◆ Material to process
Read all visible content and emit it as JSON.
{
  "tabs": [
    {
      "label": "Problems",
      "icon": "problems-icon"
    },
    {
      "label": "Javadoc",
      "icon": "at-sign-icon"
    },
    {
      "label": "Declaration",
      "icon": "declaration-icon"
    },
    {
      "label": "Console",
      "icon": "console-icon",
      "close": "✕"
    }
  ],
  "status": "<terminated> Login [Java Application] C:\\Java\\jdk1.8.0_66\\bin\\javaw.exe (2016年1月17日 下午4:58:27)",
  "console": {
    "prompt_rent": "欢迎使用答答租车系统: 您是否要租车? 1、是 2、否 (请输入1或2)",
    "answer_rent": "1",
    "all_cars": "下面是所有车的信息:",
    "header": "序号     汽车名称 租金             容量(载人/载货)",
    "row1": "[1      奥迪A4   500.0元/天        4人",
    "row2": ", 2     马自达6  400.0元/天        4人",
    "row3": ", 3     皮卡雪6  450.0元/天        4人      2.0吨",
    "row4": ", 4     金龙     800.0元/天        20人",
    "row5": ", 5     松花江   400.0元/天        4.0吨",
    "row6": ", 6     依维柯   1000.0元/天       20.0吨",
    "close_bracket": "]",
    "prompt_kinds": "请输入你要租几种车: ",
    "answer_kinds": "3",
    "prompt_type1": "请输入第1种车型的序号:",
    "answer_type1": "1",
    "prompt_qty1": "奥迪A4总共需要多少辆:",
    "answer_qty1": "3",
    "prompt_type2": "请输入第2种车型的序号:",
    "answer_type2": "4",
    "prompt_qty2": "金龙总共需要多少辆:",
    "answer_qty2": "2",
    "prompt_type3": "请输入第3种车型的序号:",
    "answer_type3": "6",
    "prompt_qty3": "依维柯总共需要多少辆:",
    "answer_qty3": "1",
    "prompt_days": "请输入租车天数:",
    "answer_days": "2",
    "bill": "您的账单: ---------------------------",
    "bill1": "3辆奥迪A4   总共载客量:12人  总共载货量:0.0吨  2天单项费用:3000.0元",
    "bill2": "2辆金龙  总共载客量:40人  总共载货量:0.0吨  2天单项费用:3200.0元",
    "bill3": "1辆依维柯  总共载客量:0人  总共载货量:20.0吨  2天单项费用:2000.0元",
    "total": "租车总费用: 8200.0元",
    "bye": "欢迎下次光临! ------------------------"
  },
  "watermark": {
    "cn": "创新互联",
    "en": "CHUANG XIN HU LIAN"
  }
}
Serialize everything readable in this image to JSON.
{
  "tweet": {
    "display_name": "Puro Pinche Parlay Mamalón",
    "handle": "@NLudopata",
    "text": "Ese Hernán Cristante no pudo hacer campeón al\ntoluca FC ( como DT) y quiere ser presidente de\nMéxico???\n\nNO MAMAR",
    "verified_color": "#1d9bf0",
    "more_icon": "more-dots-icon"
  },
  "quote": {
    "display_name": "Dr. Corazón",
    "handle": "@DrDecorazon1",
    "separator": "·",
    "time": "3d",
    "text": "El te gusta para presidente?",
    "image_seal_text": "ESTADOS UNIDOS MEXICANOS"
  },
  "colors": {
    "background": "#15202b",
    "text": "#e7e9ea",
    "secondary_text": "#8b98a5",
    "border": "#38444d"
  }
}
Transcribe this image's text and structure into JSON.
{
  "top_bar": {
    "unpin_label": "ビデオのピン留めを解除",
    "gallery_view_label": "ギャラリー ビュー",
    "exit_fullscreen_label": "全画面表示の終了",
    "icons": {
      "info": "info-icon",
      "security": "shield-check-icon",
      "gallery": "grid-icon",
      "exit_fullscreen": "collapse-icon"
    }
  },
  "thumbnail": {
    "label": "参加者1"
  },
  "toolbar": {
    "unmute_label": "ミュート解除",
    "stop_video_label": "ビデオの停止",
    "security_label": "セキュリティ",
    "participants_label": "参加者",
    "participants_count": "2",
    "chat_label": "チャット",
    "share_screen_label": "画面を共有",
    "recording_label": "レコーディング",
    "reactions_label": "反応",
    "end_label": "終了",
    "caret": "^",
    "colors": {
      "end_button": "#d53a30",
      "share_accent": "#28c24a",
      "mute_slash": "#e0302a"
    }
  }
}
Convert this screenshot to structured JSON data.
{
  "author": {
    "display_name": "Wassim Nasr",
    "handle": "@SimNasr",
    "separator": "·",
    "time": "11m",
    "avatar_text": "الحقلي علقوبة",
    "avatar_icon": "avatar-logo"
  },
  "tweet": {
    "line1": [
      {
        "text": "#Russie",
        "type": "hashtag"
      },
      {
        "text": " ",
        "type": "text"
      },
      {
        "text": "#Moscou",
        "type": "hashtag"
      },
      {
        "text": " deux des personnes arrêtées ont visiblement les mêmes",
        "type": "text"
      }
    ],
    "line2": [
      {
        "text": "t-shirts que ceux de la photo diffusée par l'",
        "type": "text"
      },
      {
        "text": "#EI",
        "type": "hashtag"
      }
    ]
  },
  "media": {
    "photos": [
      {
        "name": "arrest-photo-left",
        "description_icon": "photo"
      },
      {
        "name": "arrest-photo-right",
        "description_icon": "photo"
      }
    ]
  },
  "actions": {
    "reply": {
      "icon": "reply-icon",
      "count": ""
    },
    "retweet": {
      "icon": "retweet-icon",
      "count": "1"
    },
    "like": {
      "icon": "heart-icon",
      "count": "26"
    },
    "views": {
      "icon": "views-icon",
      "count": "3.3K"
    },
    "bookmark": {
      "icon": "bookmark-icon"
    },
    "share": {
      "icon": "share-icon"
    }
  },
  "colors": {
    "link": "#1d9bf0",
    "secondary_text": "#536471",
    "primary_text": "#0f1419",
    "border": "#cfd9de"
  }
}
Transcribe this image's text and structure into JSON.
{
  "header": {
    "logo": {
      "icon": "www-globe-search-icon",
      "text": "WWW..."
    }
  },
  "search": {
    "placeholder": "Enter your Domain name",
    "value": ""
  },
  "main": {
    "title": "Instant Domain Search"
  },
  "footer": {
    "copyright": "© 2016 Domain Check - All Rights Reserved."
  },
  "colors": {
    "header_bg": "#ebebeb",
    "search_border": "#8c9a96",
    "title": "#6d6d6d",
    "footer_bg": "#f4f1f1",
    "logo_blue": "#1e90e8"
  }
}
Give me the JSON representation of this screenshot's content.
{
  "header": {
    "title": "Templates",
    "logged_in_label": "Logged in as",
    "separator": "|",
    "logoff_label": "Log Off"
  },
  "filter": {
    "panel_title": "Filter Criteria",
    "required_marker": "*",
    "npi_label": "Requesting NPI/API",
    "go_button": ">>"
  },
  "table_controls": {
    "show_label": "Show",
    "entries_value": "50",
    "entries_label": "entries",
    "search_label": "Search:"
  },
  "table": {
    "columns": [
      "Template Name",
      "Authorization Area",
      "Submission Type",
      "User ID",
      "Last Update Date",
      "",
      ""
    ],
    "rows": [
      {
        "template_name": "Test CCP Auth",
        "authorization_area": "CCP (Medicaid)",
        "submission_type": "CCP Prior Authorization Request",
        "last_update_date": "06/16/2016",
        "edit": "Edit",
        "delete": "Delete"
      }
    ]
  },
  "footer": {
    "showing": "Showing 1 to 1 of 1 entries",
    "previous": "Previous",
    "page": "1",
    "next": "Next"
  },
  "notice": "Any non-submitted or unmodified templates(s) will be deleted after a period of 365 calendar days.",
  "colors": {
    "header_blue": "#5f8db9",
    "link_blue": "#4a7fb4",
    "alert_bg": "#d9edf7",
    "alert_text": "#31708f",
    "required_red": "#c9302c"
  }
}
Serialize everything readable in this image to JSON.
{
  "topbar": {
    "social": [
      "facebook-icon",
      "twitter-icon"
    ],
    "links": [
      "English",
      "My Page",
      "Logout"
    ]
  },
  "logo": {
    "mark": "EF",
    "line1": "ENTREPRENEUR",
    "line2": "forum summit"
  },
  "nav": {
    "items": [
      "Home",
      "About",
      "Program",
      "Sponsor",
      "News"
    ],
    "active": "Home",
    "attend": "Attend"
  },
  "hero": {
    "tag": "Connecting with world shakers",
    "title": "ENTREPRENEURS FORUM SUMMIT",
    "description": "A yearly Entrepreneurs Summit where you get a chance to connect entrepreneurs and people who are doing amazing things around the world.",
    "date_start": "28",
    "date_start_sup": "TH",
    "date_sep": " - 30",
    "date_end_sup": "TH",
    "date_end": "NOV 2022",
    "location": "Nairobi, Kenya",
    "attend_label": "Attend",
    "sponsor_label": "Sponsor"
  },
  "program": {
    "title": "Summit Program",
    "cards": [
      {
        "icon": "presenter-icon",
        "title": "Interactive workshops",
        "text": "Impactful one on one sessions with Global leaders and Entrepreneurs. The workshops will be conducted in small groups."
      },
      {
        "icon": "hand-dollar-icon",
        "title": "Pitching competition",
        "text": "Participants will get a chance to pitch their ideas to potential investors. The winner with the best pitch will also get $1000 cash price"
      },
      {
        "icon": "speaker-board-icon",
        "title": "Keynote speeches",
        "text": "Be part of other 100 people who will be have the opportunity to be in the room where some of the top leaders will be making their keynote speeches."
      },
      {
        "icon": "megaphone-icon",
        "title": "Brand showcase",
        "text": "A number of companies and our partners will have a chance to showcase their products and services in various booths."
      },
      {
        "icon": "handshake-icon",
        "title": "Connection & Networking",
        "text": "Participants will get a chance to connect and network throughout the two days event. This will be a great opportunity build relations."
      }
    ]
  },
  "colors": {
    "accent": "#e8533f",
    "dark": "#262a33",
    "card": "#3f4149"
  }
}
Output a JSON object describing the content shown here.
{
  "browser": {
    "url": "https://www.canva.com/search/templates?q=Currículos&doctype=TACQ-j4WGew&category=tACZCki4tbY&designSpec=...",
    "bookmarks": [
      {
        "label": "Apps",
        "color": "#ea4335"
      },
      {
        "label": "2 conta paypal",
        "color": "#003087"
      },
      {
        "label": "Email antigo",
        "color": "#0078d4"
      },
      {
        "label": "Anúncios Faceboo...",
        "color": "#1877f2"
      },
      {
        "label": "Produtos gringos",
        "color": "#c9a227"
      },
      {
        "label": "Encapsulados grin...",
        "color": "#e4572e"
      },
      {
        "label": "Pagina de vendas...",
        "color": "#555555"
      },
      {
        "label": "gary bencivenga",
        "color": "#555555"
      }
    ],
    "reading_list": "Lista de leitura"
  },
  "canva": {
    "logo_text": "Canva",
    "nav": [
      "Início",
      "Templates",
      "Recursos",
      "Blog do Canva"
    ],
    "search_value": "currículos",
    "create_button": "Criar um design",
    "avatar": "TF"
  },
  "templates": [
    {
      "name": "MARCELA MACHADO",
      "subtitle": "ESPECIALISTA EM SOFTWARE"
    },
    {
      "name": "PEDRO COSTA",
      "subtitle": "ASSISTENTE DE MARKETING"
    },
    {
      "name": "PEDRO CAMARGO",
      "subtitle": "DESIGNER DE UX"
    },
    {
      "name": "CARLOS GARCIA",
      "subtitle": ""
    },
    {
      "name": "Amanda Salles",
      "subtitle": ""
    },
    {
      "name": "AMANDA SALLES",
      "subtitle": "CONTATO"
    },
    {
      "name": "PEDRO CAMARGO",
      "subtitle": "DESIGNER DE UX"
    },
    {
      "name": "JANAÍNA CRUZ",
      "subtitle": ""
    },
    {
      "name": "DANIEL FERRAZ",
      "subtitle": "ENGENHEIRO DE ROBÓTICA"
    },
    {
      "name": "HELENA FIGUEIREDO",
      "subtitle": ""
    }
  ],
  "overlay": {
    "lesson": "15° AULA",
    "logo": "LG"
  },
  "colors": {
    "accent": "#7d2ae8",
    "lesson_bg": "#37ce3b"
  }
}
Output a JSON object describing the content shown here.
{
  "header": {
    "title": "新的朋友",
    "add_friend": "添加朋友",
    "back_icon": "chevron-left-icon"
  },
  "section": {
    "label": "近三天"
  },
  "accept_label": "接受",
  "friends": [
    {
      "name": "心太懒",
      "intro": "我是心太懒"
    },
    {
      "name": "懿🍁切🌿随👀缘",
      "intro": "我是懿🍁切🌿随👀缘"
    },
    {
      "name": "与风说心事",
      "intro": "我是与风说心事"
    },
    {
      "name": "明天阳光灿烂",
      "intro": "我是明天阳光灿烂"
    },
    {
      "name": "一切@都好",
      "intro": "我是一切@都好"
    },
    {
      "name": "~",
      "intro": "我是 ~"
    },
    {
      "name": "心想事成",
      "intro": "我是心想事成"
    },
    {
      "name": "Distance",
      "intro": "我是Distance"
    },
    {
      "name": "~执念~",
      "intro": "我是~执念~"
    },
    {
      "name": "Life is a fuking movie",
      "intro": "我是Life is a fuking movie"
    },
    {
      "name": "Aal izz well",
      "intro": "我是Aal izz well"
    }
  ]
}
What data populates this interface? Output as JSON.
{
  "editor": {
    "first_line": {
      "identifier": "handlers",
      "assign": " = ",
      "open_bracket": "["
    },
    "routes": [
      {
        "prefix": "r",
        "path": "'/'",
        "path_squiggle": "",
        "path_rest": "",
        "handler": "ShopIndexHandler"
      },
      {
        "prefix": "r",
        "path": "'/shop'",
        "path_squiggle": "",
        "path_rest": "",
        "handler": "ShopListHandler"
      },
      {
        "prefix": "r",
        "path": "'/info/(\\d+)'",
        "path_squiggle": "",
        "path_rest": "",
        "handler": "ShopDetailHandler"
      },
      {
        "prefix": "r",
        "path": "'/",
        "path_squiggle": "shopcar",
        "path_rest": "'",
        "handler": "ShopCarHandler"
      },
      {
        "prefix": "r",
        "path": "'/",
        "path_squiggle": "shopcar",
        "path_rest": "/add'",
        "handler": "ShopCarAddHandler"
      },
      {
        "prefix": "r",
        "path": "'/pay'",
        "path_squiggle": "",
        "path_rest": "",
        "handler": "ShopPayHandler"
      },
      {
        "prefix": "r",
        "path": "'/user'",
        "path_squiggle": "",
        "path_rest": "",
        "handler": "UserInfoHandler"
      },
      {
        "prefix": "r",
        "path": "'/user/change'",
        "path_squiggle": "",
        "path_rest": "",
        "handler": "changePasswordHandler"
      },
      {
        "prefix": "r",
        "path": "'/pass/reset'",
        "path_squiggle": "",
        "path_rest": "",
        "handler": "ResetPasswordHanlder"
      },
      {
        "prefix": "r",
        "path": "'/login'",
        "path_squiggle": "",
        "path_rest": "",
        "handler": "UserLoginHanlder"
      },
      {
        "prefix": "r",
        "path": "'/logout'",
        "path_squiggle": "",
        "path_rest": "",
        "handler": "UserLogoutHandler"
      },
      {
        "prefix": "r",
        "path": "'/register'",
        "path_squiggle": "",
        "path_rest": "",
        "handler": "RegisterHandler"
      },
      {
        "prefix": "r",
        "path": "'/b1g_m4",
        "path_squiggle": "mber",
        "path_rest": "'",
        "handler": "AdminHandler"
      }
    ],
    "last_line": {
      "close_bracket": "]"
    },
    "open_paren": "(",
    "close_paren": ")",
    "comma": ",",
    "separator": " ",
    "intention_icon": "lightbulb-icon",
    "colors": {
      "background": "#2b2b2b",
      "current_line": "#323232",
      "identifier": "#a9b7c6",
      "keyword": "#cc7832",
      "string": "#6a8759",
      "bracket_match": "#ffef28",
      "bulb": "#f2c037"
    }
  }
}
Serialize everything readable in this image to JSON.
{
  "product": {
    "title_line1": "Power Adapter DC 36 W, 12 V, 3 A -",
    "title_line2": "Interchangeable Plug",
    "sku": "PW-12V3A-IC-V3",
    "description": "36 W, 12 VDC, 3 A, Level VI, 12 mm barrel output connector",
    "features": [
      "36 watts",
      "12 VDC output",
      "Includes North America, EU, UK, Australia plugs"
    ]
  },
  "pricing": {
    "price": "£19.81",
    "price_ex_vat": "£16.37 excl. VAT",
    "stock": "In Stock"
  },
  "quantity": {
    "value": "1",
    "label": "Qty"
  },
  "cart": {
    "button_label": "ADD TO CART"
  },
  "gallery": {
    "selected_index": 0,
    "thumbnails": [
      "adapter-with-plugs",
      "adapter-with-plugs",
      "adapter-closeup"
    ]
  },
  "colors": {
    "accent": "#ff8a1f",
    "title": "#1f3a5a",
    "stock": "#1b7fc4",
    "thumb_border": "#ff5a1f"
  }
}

◆ Requirement
How many lines in the records above contain the word "content"? Give only the number.

◆ Completed exercise
4